» Task to carry out
Echo the lines from the line that contains "Decompose this screenshot" up to and including the line that contains "donut-slice <box>246 210 780 744</box>", repeating them exactly.

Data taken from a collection
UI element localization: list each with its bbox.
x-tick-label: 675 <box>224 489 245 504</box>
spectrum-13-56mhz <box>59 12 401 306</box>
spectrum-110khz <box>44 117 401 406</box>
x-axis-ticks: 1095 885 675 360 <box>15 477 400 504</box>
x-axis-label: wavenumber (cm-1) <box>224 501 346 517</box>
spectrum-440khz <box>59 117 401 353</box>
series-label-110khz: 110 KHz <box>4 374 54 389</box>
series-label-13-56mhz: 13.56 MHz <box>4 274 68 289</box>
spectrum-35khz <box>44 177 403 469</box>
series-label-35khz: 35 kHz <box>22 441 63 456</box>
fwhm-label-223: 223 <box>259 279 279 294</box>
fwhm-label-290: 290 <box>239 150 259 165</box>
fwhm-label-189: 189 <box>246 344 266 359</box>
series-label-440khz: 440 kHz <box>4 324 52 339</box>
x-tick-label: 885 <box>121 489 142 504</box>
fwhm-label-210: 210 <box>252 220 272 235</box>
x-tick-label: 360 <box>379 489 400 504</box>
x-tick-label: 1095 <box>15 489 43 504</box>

...

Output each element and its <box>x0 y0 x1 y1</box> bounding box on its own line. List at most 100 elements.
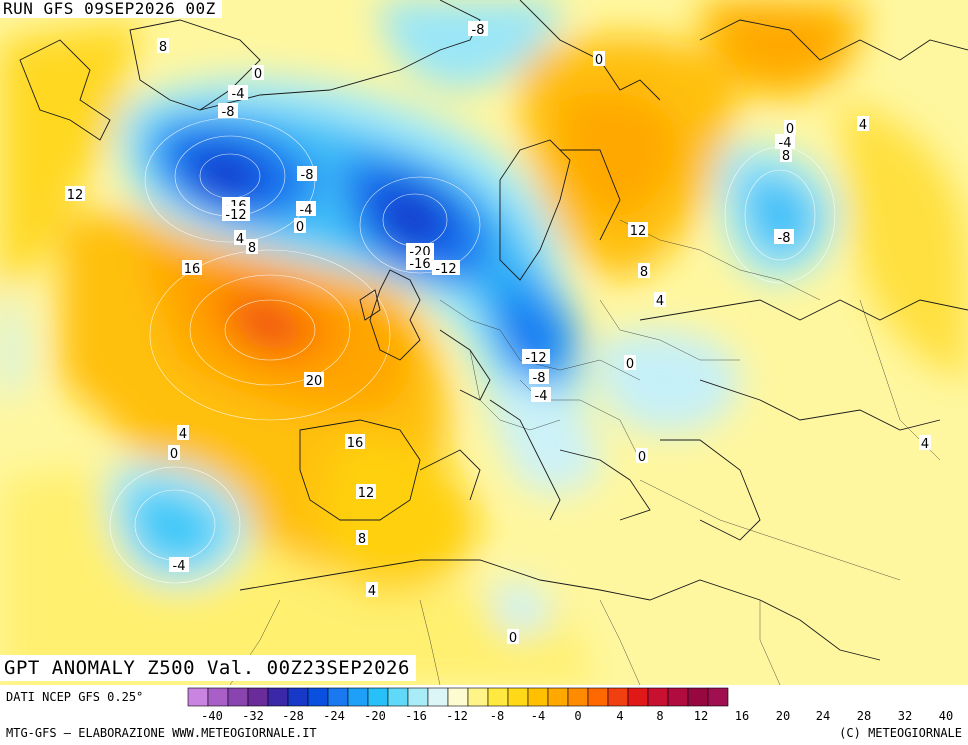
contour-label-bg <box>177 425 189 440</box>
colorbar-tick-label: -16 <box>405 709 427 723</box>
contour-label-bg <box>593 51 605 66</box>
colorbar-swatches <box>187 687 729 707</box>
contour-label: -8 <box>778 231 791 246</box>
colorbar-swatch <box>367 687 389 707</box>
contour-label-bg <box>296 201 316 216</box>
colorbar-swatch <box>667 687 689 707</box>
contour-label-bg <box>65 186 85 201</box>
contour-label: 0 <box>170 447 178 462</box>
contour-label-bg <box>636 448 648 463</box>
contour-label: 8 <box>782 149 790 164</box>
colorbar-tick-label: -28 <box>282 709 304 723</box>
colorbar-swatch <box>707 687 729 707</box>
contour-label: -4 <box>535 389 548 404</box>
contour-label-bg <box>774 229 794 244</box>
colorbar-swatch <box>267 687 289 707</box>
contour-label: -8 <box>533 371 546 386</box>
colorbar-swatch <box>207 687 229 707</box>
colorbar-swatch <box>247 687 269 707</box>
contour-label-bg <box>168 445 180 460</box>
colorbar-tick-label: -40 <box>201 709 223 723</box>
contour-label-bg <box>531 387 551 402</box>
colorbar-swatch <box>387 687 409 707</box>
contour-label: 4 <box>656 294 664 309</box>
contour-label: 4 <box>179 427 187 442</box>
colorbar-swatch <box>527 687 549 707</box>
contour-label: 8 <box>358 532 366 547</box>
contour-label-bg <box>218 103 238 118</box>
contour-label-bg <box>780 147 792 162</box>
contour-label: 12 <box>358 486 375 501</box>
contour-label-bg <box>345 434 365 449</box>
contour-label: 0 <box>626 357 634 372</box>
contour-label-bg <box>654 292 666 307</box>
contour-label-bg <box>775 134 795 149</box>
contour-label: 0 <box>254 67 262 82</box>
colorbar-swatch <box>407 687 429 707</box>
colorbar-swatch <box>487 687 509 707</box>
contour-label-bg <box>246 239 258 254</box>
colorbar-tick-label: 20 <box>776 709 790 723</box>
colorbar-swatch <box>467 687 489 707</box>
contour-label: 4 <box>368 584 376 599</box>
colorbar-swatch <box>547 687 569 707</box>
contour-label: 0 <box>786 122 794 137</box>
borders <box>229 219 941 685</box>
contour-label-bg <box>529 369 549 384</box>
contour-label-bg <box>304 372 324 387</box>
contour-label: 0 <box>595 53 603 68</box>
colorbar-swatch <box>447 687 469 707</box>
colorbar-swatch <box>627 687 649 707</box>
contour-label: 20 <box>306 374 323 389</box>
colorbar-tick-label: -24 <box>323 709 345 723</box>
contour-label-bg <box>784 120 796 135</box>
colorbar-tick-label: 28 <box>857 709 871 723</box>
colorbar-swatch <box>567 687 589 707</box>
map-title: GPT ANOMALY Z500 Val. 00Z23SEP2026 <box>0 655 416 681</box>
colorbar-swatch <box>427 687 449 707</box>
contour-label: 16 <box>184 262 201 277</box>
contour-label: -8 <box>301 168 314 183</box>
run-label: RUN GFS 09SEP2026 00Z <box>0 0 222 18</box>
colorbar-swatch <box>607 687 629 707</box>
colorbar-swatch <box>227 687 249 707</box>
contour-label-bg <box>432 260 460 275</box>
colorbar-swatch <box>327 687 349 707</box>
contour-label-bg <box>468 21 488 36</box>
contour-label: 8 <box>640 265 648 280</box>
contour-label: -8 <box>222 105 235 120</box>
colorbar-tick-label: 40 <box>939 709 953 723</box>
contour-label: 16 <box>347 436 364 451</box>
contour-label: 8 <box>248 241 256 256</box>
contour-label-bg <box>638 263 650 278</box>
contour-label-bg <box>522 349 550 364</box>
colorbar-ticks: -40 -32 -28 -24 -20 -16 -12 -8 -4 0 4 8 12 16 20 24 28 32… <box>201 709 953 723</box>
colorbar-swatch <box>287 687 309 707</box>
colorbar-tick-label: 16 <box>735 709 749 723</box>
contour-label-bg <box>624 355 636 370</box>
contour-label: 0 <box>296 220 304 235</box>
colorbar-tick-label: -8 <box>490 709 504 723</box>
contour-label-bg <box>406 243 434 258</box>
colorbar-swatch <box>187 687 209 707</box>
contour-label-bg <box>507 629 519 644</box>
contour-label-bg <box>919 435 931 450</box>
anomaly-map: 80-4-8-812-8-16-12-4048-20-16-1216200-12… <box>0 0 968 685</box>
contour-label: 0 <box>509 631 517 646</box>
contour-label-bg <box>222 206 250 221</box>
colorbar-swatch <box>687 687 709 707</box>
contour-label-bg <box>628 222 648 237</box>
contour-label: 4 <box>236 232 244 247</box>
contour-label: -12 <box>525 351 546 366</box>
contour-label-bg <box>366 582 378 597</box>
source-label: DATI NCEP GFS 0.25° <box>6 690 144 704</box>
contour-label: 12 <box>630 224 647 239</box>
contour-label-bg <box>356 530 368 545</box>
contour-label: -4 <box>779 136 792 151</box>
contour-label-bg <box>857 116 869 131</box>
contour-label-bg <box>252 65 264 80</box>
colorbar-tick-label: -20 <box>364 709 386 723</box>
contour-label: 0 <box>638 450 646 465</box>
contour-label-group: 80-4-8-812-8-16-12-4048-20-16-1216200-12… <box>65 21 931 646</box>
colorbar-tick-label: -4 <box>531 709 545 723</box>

* * *

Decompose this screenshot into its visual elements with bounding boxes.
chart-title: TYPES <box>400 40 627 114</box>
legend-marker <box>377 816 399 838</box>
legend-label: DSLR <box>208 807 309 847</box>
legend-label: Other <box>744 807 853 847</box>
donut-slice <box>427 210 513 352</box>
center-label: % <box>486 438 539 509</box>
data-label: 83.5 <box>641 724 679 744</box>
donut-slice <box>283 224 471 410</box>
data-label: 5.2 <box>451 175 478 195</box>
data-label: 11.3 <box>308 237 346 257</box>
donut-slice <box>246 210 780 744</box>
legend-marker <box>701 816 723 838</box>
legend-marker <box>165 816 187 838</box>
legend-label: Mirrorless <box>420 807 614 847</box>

» Task output
Decompose this screenshot into its visual elements with bounding boxes.
chart-title: TYPES <box>400 40 627 114</box>
legend-marker <box>377 816 399 838</box>
legend-label: DSLR <box>208 807 309 847</box>
legend-label: Other <box>744 807 853 847</box>
donut-slice <box>427 210 513 352</box>
center-label: % <box>486 438 539 509</box>
data-label: 83.5 <box>641 724 679 744</box>
donut-slice <box>283 224 471 410</box>
data-label: 5.2 <box>451 175 478 195</box>
data-label: 11.3 <box>308 237 346 257</box>
donut-slice <box>246 210 780 744</box>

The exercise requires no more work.